(Provided records)
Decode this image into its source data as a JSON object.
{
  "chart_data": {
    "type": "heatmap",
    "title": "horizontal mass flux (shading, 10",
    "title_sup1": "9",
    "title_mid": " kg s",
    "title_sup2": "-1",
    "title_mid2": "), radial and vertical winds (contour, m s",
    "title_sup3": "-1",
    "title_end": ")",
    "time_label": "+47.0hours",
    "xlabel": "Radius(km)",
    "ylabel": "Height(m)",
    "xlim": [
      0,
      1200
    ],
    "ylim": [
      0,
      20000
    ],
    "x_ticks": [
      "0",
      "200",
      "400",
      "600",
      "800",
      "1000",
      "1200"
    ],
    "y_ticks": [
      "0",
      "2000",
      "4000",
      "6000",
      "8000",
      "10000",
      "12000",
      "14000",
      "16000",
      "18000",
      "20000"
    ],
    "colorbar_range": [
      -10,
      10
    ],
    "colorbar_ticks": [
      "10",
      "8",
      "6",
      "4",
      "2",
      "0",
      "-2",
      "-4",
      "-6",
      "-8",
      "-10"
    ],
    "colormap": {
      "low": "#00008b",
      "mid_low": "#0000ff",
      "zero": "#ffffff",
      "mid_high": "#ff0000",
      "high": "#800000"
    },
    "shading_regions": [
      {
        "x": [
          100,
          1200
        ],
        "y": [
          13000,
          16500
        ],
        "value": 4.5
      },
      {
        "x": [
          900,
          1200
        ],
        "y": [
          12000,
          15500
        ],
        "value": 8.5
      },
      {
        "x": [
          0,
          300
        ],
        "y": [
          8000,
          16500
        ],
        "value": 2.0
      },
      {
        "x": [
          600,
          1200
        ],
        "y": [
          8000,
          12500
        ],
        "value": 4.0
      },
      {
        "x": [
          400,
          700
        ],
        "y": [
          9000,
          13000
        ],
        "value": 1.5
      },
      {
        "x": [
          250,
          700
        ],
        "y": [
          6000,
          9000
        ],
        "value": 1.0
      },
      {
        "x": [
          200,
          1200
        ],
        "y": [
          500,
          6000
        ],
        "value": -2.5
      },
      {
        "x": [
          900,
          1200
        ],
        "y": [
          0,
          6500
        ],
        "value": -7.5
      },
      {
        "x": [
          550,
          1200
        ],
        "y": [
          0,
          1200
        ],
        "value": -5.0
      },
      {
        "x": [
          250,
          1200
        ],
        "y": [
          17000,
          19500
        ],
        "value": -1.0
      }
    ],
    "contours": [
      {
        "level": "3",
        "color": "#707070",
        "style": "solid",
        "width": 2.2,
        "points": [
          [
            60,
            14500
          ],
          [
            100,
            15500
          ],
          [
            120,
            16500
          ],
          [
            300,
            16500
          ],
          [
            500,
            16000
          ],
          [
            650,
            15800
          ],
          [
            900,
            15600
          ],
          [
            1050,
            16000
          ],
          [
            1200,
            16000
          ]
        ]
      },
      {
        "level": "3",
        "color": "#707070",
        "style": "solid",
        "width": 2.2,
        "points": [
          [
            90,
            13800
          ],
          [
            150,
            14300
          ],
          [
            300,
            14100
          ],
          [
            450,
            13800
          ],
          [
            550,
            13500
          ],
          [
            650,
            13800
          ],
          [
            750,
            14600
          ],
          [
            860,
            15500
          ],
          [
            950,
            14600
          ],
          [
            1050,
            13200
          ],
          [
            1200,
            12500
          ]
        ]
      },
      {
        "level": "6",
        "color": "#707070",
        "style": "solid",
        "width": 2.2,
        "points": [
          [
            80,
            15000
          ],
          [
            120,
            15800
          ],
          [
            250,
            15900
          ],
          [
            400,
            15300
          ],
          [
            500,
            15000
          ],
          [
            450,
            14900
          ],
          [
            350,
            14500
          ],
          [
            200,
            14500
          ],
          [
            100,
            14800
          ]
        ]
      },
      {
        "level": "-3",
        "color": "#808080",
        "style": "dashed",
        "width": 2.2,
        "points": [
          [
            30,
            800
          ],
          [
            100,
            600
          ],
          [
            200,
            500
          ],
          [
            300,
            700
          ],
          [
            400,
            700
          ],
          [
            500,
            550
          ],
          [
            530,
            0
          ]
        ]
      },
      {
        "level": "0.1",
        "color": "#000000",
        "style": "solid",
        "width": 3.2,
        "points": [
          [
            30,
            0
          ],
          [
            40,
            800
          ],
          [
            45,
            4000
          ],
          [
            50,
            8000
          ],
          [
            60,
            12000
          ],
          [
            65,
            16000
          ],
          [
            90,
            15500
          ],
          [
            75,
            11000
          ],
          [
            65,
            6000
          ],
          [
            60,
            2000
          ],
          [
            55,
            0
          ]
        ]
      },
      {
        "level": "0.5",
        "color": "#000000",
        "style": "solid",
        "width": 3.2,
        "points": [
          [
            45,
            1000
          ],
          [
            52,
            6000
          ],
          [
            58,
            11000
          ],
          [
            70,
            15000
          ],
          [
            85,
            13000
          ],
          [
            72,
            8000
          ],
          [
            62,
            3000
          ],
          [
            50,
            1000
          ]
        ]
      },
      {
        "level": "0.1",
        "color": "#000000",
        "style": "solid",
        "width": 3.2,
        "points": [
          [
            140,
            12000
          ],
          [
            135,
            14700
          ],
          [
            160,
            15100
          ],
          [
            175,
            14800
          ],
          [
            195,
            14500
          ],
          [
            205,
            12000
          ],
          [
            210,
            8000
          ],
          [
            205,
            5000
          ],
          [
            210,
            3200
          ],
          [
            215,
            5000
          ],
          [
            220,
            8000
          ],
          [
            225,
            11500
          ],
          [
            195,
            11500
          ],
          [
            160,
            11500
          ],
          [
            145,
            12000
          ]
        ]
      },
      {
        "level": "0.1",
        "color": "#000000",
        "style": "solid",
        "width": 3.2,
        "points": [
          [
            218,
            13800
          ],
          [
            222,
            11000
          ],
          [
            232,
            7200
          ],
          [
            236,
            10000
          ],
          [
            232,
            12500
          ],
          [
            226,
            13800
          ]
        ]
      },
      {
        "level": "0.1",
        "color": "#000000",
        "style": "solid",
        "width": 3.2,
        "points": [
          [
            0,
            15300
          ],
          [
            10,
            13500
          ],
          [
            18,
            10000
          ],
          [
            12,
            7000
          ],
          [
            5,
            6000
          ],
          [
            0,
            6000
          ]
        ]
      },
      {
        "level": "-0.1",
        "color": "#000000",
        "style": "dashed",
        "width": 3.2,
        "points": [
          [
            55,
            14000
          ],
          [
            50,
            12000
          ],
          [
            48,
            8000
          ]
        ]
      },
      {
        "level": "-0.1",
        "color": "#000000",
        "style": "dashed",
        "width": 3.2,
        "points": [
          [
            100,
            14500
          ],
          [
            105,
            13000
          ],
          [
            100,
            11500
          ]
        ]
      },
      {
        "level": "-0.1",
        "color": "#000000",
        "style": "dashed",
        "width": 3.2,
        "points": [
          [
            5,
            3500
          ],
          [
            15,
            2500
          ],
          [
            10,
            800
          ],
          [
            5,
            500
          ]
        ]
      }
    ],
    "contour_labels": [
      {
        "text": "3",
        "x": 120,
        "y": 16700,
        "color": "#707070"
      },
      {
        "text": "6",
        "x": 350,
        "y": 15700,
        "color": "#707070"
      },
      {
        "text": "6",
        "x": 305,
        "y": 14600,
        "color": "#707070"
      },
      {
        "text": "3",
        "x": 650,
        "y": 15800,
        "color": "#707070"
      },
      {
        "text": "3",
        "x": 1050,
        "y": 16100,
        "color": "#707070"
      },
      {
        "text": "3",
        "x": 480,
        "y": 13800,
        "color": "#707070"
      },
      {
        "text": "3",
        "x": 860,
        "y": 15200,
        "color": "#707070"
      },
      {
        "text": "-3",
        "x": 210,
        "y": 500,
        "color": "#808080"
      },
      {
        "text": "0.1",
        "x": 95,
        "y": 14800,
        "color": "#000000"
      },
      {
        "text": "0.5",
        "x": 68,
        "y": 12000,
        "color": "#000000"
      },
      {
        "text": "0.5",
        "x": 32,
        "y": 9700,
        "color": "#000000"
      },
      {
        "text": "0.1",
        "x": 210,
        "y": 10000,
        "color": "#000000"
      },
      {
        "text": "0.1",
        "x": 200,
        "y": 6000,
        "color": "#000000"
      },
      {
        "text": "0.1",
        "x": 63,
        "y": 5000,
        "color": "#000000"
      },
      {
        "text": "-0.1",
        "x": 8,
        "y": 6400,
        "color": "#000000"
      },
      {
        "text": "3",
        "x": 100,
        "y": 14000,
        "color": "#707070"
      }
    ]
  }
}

(Given problem)
From the material above, gather all lines that include the string "value" and copy them.

(The completed task)
        "value": 4.5
        "value": 8.5
        "value": 2.0
        "value": 4.0
        "value": 1.5
        "value": 1.0
        "value": -2.5
        "value": -7.5
        "value": -5.0
        "value": -1.0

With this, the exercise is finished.